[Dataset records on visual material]
[BEGIN]

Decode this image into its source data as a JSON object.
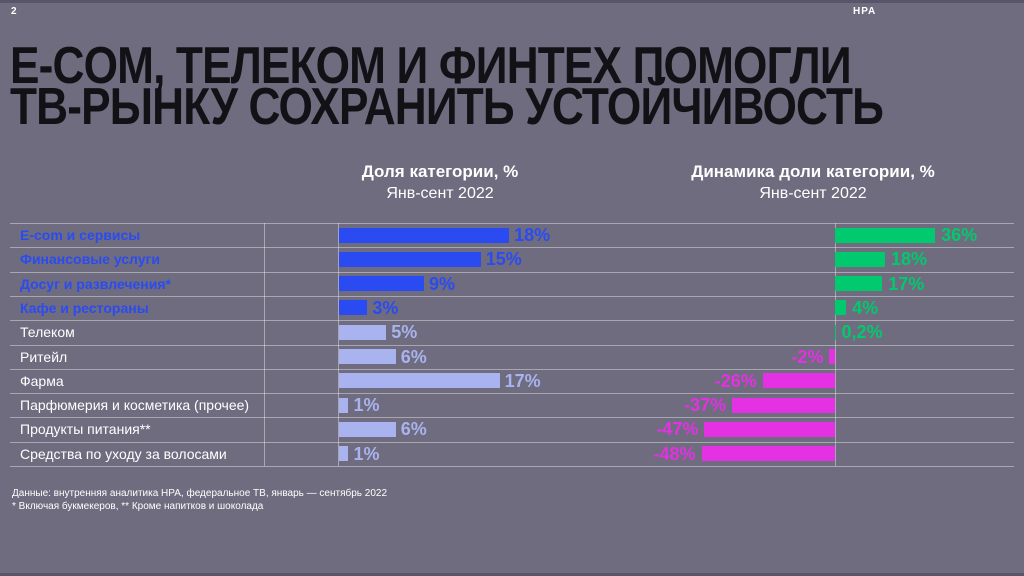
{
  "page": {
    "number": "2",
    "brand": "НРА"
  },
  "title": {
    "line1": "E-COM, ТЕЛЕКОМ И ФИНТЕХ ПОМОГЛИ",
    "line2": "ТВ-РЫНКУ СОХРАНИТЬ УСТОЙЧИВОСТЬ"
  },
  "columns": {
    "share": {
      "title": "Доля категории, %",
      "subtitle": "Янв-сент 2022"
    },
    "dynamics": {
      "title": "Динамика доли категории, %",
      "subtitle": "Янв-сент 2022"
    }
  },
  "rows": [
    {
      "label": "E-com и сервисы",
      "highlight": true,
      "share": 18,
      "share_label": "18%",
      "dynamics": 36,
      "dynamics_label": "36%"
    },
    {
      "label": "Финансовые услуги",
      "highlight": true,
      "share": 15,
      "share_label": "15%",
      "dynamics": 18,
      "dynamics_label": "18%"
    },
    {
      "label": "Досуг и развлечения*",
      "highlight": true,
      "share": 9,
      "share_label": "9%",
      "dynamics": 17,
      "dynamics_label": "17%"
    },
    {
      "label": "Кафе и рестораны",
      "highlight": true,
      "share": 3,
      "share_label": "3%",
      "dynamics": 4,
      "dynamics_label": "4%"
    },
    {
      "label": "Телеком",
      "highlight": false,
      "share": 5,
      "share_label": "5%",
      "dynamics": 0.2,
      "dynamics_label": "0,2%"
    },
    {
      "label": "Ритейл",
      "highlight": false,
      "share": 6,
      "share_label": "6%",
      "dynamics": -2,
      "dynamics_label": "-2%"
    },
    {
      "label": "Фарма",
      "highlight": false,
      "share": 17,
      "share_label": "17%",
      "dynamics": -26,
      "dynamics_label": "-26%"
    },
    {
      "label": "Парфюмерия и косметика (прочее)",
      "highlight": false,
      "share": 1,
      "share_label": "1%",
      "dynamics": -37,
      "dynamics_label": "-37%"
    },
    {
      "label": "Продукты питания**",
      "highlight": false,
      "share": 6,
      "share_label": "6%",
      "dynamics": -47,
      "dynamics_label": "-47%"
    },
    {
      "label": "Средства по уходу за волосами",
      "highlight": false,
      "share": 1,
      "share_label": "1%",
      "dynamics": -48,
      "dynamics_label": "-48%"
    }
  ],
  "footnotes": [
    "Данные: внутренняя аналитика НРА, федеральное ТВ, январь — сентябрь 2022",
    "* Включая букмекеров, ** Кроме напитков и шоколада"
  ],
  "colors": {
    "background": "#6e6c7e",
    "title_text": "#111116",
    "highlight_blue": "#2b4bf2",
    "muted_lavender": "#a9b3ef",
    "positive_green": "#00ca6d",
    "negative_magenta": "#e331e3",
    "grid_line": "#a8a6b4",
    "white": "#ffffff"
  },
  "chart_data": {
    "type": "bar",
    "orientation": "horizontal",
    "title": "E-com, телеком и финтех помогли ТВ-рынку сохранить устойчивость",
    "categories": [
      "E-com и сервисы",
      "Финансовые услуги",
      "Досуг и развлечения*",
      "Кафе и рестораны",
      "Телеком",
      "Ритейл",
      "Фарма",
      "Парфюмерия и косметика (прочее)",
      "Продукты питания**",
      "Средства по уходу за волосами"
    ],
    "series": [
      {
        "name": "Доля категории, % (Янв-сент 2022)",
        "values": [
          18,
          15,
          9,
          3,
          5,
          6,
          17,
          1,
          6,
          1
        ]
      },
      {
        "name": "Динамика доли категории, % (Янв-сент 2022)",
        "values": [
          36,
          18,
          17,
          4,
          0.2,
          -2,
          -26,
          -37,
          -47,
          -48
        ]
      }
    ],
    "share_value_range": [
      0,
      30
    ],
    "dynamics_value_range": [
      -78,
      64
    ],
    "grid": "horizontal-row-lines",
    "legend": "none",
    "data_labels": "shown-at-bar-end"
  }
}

[END]
[BEGIN]

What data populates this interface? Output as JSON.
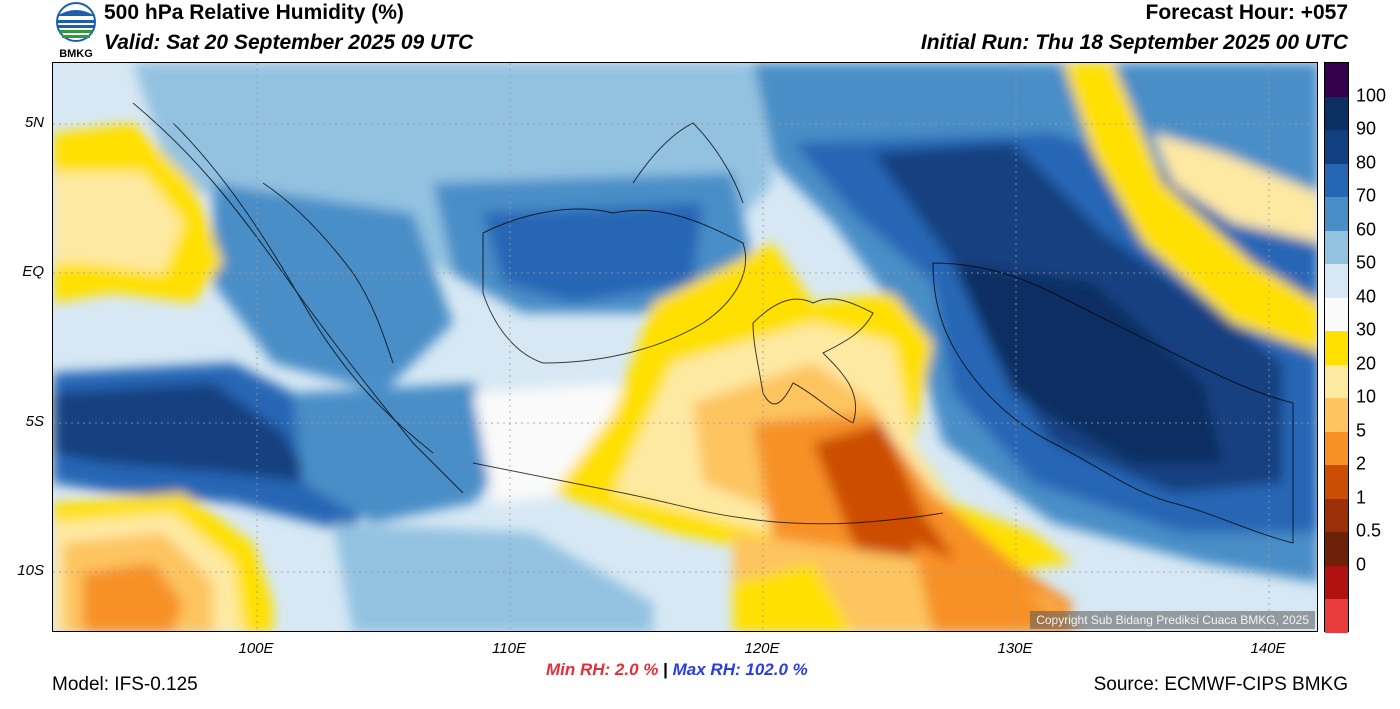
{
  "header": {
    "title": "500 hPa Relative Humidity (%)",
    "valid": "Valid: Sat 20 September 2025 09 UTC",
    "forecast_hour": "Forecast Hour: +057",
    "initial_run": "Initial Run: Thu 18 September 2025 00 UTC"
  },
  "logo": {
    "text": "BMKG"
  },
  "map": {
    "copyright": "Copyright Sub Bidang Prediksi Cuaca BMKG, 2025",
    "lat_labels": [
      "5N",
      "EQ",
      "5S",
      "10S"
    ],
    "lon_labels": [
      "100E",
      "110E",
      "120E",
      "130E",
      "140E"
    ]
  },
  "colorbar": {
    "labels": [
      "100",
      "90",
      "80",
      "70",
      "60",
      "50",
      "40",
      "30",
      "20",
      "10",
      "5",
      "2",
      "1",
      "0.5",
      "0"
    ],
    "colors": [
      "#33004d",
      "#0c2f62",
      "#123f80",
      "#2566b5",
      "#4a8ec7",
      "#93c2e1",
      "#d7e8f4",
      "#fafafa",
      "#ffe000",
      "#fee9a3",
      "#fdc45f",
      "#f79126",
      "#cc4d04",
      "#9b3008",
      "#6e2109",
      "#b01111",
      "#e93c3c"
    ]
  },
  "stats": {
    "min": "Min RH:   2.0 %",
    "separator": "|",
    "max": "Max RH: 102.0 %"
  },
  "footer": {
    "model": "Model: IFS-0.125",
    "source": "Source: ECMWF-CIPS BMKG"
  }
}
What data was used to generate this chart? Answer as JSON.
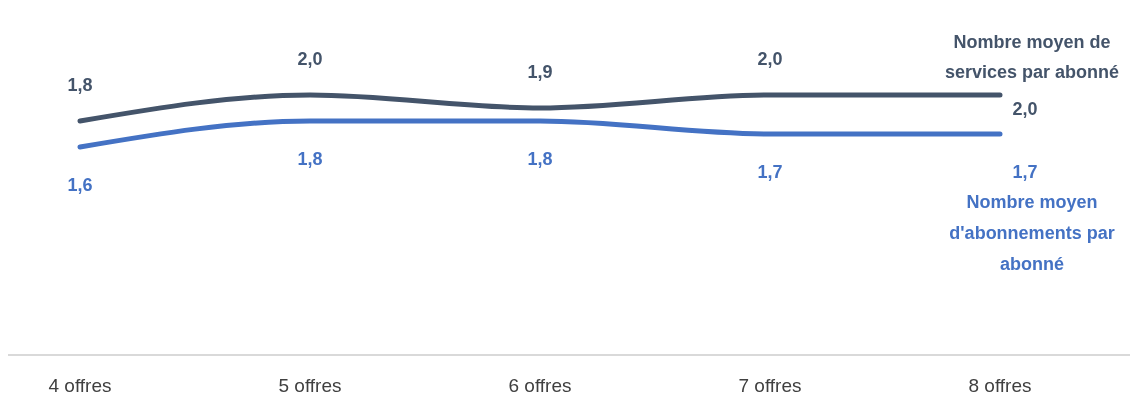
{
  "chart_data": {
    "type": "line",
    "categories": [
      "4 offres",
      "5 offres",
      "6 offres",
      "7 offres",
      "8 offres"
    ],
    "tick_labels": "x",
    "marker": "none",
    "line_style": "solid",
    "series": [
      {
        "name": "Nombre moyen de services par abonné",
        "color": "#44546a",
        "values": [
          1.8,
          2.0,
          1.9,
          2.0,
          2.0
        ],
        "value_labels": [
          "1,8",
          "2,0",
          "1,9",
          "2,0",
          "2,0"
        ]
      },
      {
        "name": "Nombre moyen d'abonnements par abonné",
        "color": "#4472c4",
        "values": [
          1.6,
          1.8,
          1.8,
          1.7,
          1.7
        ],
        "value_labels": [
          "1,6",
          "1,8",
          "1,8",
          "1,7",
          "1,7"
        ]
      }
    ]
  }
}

[END]

Task:
Report only a number: how many lines in the material above contain the string "Кафе".

Exercise solution:
2